## SUPPLIED ENTRIES
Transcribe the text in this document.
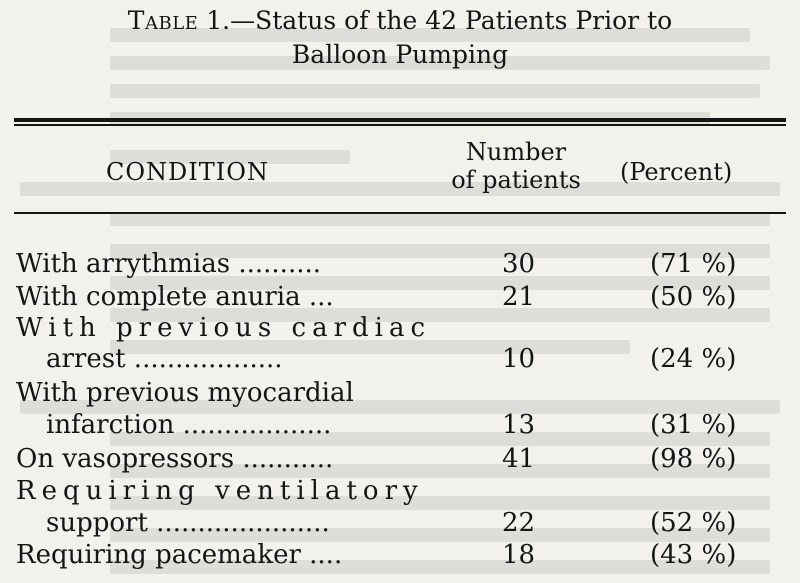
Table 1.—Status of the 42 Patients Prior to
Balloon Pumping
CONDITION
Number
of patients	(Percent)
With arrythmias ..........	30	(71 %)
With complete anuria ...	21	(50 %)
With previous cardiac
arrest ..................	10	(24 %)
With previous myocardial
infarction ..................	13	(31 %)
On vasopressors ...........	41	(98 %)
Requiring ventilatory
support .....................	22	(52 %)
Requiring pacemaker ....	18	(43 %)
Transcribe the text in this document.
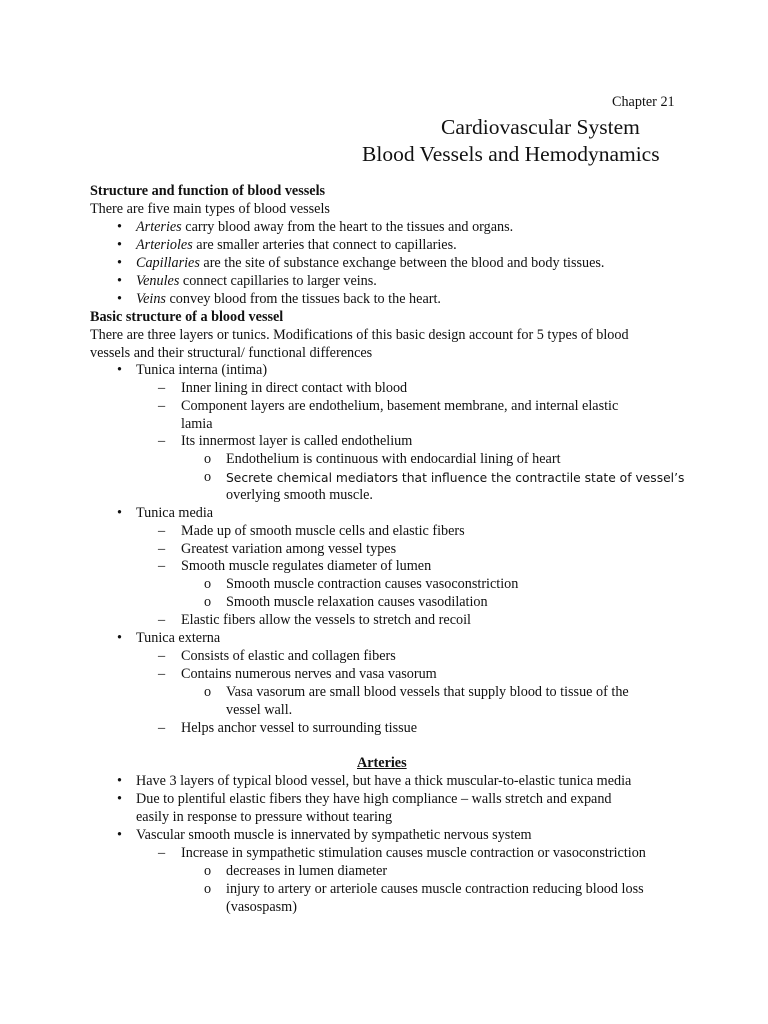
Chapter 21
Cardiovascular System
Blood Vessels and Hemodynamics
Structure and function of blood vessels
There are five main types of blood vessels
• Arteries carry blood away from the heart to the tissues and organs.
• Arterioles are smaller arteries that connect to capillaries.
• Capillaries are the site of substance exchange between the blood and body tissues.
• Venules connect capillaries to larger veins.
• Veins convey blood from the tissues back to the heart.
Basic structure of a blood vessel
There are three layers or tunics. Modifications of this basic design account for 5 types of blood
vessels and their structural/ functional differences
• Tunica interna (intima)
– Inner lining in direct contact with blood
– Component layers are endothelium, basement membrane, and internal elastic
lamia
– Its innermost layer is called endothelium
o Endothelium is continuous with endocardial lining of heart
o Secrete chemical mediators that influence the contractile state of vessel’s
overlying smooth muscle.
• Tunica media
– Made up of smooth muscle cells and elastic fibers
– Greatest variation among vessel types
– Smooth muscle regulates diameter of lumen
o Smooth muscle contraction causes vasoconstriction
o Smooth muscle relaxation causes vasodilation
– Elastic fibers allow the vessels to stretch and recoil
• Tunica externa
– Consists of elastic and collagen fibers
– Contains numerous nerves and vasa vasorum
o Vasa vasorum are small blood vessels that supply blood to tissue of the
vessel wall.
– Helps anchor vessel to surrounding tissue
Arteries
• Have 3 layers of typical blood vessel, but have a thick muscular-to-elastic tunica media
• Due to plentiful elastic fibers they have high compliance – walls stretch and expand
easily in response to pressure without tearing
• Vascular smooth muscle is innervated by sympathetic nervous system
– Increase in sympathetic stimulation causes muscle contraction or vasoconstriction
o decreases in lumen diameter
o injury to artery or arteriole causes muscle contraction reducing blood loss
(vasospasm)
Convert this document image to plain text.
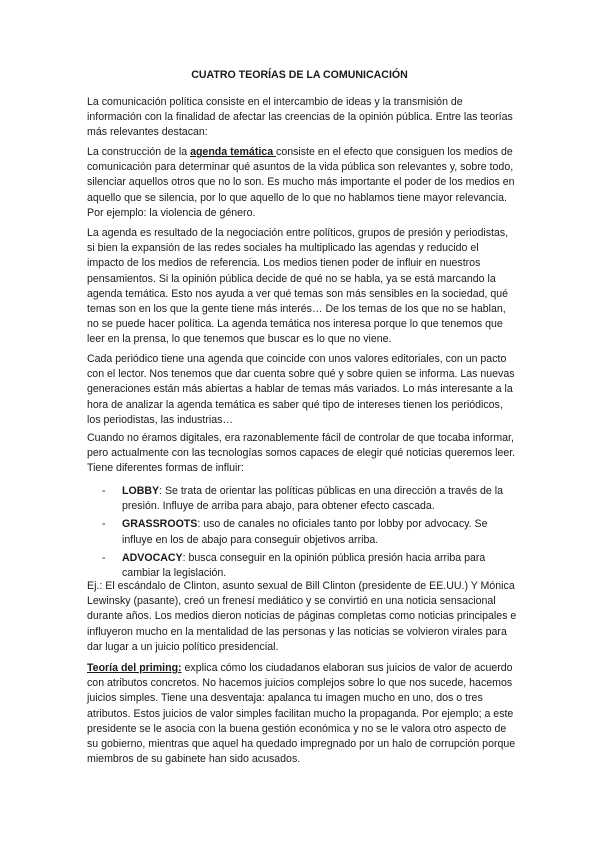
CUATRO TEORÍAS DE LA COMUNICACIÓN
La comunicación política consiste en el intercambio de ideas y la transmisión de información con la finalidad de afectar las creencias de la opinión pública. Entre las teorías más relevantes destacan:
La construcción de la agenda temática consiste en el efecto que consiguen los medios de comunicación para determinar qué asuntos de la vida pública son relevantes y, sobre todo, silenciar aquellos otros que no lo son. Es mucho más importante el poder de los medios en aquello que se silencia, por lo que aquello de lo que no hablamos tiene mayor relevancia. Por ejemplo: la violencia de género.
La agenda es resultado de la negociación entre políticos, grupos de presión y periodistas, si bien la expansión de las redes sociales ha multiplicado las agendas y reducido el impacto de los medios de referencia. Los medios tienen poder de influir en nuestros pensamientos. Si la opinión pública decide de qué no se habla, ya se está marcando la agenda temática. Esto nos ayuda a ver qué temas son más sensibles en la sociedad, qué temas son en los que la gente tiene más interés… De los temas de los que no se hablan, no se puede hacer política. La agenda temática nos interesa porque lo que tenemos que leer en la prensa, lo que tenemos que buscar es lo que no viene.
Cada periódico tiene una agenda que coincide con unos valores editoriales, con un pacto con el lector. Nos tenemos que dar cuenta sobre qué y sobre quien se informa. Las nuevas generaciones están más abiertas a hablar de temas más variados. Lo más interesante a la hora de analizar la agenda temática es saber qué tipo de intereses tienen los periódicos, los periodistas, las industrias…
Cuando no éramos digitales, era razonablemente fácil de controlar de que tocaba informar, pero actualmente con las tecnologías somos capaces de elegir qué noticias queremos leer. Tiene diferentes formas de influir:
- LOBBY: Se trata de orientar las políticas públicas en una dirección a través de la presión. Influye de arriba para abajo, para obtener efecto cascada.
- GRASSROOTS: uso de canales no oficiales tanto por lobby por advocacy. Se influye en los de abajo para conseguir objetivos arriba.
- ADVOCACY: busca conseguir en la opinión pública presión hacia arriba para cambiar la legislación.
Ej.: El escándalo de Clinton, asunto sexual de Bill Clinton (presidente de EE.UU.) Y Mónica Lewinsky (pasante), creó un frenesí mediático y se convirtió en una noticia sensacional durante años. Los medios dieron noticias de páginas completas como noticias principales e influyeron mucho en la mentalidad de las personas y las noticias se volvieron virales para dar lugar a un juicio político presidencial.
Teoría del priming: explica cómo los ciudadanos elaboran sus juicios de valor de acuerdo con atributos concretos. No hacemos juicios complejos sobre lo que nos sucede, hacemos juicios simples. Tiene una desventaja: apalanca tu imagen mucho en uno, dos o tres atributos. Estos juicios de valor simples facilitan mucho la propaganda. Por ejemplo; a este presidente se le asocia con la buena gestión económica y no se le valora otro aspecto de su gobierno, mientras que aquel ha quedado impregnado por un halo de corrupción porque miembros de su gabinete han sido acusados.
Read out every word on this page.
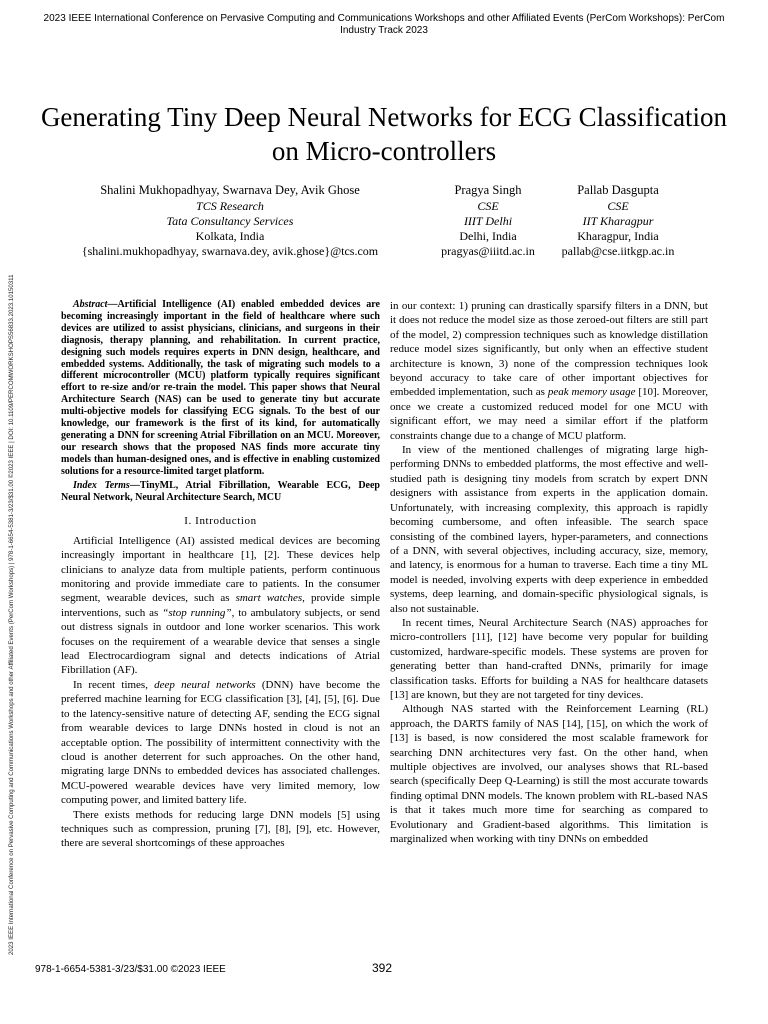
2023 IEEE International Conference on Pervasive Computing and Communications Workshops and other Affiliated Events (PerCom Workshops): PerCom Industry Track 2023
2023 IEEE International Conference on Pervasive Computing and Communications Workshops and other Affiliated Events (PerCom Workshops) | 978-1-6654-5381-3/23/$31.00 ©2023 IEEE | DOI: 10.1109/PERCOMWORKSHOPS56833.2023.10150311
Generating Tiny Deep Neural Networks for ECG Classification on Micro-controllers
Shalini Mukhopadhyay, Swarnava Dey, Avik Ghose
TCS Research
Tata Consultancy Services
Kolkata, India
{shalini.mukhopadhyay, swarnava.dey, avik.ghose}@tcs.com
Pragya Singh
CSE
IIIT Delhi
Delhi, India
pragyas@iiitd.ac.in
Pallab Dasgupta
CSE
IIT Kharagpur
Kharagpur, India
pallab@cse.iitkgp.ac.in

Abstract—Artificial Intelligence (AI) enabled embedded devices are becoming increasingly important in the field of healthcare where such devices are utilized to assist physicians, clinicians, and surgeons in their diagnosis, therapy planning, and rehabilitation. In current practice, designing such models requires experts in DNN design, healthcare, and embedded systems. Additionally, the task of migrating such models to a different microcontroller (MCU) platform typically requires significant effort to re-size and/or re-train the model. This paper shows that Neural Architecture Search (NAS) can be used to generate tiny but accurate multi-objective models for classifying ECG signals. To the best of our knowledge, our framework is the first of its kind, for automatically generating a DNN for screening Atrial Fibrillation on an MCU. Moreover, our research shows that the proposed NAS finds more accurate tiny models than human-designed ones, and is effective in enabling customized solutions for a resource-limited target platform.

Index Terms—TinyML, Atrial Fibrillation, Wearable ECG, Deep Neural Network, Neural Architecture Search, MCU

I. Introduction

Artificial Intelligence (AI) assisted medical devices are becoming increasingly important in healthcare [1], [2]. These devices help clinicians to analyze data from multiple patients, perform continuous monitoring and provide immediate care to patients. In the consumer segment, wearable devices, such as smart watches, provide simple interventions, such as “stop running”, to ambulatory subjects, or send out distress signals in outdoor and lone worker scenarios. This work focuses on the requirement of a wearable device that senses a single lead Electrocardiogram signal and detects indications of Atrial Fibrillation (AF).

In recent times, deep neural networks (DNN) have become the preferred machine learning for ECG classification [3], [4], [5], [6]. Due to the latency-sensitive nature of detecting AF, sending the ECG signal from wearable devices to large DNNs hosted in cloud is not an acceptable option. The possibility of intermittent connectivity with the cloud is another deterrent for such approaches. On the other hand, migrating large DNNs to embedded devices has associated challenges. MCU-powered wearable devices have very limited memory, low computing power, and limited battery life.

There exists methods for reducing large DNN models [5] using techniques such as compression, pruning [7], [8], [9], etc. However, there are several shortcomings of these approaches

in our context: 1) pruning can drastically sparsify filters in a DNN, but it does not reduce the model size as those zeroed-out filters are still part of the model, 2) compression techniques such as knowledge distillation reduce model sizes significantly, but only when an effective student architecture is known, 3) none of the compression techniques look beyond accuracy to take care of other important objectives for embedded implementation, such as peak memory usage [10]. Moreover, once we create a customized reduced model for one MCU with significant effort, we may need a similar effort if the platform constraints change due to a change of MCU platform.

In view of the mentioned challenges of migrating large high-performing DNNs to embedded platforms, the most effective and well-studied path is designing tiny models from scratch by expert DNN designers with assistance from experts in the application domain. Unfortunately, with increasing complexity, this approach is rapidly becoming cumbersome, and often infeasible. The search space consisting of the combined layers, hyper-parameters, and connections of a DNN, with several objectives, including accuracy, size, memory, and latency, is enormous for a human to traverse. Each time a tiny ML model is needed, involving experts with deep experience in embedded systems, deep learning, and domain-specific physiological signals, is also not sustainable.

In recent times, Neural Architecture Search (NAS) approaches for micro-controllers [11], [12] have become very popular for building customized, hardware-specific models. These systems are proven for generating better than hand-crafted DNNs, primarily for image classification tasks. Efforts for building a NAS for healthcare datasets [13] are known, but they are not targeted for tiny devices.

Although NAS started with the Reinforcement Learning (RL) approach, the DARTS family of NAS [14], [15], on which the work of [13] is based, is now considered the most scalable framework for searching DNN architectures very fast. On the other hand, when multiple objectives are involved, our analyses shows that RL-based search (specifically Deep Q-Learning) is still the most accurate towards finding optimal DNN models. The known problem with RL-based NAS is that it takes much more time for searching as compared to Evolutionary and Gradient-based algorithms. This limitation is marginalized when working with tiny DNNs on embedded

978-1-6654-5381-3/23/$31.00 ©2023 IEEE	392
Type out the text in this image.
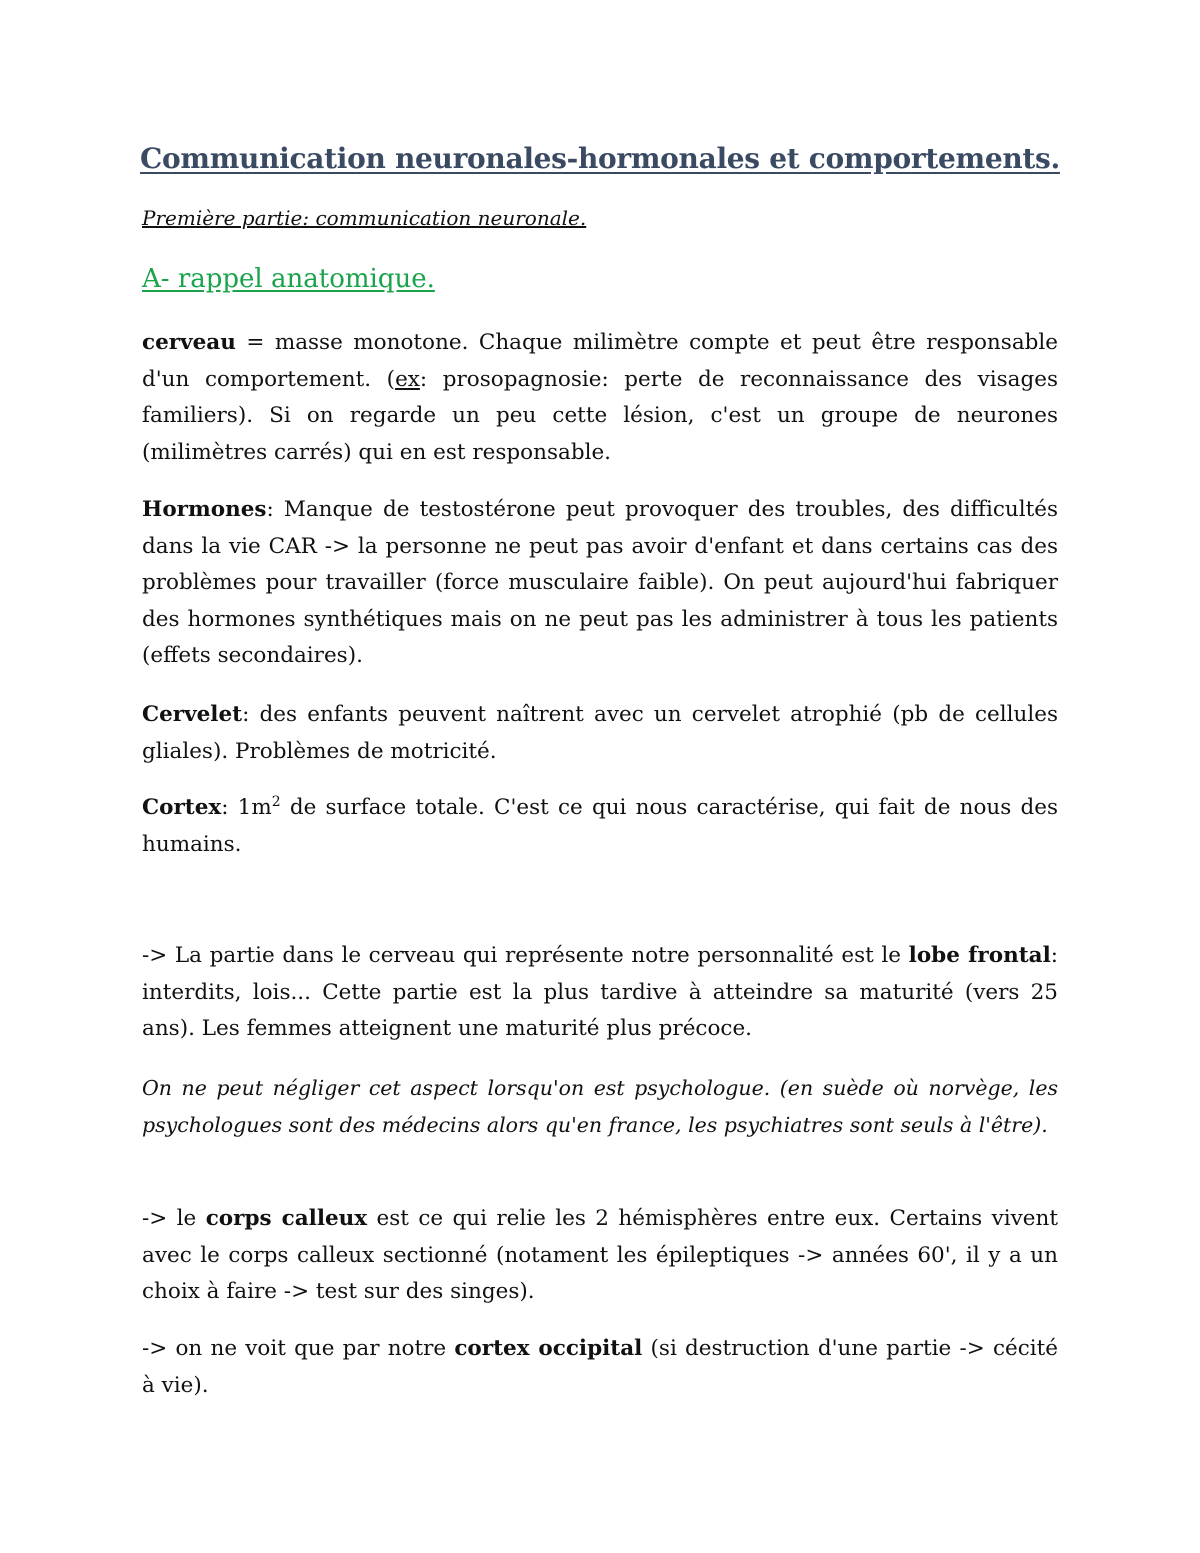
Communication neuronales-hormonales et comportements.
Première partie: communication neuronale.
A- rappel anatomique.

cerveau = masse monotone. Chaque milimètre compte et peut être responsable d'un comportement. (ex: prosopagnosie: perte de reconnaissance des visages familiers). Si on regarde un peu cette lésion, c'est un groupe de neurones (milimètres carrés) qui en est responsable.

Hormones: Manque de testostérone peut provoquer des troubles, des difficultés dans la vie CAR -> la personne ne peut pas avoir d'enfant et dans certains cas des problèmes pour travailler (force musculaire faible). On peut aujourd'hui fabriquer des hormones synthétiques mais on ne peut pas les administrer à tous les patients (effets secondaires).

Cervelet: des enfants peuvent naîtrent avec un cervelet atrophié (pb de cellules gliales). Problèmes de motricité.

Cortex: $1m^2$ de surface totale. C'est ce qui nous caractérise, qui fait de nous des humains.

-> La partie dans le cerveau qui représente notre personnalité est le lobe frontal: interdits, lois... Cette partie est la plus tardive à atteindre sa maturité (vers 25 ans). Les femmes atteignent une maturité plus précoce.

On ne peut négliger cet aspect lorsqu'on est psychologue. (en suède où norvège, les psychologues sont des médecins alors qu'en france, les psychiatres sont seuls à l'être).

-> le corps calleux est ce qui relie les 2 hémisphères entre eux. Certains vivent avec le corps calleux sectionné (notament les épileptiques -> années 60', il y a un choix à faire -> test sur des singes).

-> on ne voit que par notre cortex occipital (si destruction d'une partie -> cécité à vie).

## EXERCISE PROMPT
Filter by the word "they": copy every line of the data that holds it.

## SOLVED PROBLEM
• Due to plentiful elastic fibers they have high compliance – walls stretch and expand
In recent times, Neural Architecture Search (NAS) approaches for micro-controllers [11], [12] have become very popular for building customized, hardware-specific models. These systems are proven for generating better than hand-crafted DNNs, primarily for image classification tasks. Efforts for building a NAS for healthcare datasets [13] are known, but they are not targeted for tiny devices.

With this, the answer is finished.